- **Challenge**
Everything from the line containing "Transcribe this image's" to the last line of the records must be returned verbatim; nothing else belongs in the output.

- **Supplied entries**
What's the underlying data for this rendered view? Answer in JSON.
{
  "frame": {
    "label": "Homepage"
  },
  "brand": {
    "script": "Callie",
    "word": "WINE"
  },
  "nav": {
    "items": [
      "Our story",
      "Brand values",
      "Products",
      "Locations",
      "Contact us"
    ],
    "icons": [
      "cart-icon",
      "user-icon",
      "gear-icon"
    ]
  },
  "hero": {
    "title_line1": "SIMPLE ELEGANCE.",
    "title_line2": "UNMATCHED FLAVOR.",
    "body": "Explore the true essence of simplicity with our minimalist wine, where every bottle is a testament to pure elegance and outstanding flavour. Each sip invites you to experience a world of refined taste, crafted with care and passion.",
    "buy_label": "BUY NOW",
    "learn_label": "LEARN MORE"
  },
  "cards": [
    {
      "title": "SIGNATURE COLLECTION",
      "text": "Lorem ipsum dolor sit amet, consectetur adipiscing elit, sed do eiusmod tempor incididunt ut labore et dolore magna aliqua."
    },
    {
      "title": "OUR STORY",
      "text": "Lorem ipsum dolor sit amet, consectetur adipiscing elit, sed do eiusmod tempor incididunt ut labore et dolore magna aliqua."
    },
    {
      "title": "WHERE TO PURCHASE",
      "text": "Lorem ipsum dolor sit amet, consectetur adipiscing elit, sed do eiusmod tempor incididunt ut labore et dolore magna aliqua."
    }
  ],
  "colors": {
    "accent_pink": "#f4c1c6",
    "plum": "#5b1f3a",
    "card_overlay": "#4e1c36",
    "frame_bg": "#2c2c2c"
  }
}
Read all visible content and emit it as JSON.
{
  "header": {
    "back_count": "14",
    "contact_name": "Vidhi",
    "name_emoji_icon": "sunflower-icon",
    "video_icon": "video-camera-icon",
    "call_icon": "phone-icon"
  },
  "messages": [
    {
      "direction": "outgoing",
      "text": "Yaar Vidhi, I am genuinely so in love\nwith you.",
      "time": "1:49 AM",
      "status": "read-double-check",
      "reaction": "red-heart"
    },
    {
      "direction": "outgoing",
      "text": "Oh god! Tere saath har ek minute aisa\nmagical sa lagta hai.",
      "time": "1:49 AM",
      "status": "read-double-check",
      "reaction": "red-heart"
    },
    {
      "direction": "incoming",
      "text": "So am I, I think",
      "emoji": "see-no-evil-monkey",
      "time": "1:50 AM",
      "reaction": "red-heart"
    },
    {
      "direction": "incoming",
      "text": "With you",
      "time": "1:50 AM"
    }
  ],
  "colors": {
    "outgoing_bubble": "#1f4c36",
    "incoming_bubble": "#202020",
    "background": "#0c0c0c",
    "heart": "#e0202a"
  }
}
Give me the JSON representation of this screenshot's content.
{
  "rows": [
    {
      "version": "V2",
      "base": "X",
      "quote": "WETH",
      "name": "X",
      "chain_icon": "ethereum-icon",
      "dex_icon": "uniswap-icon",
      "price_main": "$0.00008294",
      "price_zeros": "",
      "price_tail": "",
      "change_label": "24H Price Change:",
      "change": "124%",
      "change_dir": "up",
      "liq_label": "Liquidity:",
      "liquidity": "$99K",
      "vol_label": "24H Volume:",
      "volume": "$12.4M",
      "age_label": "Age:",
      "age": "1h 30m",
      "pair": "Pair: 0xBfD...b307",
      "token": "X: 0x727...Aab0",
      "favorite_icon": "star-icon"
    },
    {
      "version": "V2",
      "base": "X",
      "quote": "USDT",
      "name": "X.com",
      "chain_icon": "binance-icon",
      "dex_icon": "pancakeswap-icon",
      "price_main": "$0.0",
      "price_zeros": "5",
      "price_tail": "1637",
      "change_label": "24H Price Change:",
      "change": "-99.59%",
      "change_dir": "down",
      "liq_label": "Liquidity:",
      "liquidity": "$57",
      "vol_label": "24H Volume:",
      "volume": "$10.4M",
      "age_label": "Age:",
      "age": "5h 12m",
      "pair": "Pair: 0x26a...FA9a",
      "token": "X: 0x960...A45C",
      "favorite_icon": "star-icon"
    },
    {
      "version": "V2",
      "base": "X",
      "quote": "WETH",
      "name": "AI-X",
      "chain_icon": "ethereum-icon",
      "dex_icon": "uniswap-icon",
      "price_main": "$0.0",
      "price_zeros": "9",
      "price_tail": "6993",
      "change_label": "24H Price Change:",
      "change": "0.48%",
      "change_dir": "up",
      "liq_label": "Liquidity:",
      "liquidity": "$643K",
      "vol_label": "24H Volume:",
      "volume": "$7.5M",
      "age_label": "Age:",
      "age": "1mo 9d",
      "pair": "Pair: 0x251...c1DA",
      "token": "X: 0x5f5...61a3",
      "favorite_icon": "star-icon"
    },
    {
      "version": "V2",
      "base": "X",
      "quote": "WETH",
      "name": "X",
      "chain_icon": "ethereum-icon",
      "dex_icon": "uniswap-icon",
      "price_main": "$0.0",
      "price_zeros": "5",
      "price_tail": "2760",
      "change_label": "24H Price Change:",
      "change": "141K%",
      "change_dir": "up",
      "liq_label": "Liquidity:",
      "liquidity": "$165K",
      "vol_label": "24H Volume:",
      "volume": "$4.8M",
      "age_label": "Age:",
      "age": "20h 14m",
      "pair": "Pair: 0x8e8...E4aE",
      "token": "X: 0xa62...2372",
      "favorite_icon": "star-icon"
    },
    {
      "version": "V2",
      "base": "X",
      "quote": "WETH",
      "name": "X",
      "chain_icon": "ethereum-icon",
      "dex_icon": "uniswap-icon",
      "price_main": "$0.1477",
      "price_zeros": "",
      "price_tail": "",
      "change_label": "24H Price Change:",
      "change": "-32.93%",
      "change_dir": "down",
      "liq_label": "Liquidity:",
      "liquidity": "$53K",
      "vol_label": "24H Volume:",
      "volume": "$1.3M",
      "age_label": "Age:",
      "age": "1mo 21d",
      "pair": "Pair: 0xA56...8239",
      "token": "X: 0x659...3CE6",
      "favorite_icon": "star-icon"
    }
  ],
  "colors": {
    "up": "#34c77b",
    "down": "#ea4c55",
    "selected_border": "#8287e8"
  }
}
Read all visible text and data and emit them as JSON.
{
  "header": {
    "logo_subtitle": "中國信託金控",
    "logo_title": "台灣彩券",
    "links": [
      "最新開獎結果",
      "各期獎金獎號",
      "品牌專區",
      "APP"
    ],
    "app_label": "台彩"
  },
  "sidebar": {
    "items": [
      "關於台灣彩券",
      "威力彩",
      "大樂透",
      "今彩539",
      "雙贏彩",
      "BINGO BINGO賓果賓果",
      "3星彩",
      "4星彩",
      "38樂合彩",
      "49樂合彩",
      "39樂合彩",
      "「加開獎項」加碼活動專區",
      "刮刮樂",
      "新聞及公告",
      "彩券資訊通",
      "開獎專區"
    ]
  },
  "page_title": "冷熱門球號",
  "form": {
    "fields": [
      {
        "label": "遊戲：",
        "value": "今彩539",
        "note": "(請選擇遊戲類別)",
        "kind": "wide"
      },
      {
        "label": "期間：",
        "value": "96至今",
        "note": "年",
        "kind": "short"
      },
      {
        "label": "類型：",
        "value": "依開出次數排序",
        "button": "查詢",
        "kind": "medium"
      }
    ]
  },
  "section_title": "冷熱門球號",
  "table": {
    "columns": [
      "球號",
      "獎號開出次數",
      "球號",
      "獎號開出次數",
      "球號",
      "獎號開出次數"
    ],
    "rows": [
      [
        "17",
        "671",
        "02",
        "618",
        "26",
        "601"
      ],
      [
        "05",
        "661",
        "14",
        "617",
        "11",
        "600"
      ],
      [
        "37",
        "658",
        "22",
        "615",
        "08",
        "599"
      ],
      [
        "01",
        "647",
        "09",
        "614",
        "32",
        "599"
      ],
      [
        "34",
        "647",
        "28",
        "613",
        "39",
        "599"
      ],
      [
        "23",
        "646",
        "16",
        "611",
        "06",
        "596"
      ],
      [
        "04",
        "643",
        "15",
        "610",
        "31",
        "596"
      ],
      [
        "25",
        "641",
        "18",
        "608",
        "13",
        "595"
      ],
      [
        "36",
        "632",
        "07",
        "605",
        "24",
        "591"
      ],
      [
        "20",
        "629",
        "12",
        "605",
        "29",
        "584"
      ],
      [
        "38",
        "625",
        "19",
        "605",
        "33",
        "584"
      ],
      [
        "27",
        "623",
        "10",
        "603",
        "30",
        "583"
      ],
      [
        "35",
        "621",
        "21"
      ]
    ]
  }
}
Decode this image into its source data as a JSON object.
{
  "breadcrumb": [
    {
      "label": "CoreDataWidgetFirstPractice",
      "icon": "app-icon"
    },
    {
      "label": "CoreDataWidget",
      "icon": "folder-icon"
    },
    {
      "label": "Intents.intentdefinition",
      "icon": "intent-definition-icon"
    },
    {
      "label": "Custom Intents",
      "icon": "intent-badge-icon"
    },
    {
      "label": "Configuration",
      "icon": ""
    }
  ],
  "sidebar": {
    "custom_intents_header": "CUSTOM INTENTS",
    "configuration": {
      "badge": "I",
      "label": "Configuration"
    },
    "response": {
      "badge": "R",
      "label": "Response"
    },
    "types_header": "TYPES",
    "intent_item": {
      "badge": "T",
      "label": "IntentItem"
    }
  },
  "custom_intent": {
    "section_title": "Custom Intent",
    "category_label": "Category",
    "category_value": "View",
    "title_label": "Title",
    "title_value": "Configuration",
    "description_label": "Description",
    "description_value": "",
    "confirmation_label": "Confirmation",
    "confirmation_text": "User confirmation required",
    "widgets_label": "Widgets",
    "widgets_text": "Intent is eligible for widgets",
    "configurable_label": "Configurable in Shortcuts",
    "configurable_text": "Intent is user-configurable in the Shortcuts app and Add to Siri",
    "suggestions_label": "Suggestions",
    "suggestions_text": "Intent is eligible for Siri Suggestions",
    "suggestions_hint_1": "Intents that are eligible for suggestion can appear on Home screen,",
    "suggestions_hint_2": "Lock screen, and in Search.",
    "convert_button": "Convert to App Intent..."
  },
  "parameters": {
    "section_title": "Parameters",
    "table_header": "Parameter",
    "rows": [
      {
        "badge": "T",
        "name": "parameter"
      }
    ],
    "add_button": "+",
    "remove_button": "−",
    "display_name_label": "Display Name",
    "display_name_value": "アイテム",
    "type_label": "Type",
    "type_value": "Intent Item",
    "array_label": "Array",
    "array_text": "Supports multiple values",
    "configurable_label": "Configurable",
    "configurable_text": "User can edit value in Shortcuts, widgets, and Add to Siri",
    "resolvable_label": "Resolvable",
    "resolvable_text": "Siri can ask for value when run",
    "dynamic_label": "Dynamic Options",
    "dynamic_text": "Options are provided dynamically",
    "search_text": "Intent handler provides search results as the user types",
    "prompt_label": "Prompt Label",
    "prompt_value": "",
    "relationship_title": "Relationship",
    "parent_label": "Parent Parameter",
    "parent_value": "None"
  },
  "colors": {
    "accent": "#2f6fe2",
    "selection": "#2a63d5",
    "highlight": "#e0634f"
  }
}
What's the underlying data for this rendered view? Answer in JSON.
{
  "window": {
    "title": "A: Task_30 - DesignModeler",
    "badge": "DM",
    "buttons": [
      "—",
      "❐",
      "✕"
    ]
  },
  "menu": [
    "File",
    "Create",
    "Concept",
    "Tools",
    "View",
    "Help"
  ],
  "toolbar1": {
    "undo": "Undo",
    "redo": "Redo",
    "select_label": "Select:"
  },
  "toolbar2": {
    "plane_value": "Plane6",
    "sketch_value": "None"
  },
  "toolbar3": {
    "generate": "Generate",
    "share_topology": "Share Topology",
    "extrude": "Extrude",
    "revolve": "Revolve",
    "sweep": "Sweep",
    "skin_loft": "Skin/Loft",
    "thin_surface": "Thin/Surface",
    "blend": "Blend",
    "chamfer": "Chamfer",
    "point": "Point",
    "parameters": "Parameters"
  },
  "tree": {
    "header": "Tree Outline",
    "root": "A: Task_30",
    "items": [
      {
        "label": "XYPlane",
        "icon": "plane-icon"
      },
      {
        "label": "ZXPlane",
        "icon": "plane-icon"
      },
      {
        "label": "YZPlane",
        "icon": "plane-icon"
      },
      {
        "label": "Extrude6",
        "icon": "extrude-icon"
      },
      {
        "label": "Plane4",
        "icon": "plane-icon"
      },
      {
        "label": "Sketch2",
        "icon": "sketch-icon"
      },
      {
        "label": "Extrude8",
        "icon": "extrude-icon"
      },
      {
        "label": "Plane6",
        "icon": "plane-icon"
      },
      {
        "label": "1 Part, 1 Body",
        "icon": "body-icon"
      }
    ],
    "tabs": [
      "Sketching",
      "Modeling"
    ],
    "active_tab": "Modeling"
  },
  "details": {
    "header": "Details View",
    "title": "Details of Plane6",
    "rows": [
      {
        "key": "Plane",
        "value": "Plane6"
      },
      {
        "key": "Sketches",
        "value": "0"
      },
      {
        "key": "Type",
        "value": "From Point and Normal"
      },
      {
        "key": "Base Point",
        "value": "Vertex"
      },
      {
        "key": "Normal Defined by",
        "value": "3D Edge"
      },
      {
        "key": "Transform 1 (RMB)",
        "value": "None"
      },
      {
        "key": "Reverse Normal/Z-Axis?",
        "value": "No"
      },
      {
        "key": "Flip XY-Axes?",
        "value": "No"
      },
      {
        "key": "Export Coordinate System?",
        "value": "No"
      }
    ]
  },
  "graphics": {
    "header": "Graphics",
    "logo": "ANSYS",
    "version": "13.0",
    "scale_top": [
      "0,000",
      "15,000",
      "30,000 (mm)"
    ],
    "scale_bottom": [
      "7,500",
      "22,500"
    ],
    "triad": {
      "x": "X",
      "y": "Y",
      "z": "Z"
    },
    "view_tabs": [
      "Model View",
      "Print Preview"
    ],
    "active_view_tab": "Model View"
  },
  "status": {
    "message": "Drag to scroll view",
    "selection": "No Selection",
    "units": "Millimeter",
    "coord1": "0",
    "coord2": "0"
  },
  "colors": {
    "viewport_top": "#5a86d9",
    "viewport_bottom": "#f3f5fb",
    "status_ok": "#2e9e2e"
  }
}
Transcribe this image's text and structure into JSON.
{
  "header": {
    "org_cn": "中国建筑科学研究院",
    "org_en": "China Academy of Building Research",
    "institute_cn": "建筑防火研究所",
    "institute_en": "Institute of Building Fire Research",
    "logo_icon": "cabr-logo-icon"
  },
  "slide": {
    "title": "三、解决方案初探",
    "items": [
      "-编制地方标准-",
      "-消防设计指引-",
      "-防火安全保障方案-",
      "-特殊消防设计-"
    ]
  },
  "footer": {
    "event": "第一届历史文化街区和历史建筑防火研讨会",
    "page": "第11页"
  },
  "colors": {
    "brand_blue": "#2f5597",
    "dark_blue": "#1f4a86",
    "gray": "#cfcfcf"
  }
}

- **Result for this task**
Transcribe this image's text and structure into JSON.
{
  "header": {
    "org_cn": "中国建筑科学研究院",
    "org_en": "China Academy of Building Research",
    "institute_cn": "建筑防火研究所",
    "institute_en": "Institute of Building Fire Research",
    "logo_icon": "cabr-logo-icon"
  },
  "slide": {
    "title": "三、解决方案初探",
    "items": [
      "-编制地方标准-",
      "-消防设计指引-",
      "-防火安全保障方案-",
      "-特殊消防设计-"
    ]
  },
  "footer": {
    "event": "第一届历史文化街区和历史建筑防火研讨会",
    "page": "第11页"
  },
  "colors": {
    "brand_blue": "#2f5597",
    "dark_blue": "#1f4a86",
    "gray": "#cfcfcf"
  }
}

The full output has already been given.